[BEGIN Records]

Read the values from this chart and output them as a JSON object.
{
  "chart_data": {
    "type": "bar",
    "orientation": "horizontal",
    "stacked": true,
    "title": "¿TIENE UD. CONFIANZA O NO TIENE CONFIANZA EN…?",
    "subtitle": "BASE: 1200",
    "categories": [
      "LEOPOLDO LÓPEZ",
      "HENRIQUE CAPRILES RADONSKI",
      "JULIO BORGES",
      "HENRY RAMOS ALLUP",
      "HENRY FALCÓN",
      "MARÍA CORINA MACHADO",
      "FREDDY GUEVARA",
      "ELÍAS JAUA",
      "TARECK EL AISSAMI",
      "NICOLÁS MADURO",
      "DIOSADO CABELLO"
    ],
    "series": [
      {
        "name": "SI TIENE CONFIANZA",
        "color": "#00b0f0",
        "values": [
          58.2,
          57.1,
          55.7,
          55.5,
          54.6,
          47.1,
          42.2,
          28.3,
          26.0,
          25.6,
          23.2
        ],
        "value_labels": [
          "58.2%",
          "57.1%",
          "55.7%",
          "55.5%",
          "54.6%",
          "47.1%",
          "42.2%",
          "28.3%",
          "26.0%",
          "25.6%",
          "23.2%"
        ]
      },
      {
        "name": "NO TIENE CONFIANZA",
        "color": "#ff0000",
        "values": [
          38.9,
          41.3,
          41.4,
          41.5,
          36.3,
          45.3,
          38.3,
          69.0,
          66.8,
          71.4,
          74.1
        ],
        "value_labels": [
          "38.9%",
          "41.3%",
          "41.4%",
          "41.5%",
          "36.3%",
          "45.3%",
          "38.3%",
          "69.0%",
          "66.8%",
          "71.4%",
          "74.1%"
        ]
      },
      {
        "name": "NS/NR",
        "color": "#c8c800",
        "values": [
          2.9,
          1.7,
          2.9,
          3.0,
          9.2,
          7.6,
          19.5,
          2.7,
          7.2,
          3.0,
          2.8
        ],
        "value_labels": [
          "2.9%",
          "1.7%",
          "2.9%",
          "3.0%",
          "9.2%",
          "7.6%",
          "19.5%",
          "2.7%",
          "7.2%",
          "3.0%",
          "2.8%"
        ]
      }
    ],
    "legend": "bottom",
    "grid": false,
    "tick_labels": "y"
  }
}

[END Records]

What to work on:
Reproduce the full listing exactly.

Task response:
Read the values from this chart and output them as a JSON object.
{
  "chart_data": {
    "type": "bar",
    "orientation": "horizontal",
    "stacked": true,
    "title": "¿TIENE UD. CONFIANZA O NO TIENE CONFIANZA EN…?",
    "subtitle": "BASE: 1200",
    "categories": [
      "LEOPOLDO LÓPEZ",
      "HENRIQUE CAPRILES RADONSKI",
      "JULIO BORGES",
      "HENRY RAMOS ALLUP",
      "HENRY FALCÓN",
      "MARÍA CORINA MACHADO",
      "FREDDY GUEVARA",
      "ELÍAS JAUA",
      "TARECK EL AISSAMI",
      "NICOLÁS MADURO",
      "DIOSADO CABELLO"
    ],
    "series": [
      {
        "name": "SI TIENE CONFIANZA",
        "color": "#00b0f0",
        "values": [
          58.2,
          57.1,
          55.7,
          55.5,
          54.6,
          47.1,
          42.2,
          28.3,
          26.0,
          25.6,
          23.2
        ],
        "value_labels": [
          "58.2%",
          "57.1%",
          "55.7%",
          "55.5%",
          "54.6%",
          "47.1%",
          "42.2%",
          "28.3%",
          "26.0%",
          "25.6%",
          "23.2%"
        ]
      },
      {
        "name": "NO TIENE CONFIANZA",
        "color": "#ff0000",
        "values": [
          38.9,
          41.3,
          41.4,
          41.5,
          36.3,
          45.3,
          38.3,
          69.0,
          66.8,
          71.4,
          74.1
        ],
        "value_labels": [
          "38.9%",
          "41.3%",
          "41.4%",
          "41.5%",
          "36.3%",
          "45.3%",
          "38.3%",
          "69.0%",
          "66.8%",
          "71.4%",
          "74.1%"
        ]
      },
      {
        "name": "NS/NR",
        "color": "#c8c800",
        "values": [
          2.9,
          1.7,
          2.9,
          3.0,
          9.2,
          7.6,
          19.5,
          2.7,
          7.2,
          3.0,
          2.8
        ],
        "value_labels": [
          "2.9%",
          "1.7%",
          "2.9%",
          "3.0%",
          "9.2%",
          "7.6%",
          "19.5%",
          "2.7%",
          "7.2%",
          "3.0%",
          "2.8%"
        ]
      }
    ],
    "legend": "bottom",
    "grid": false,
    "tick_labels": "y"
  }
}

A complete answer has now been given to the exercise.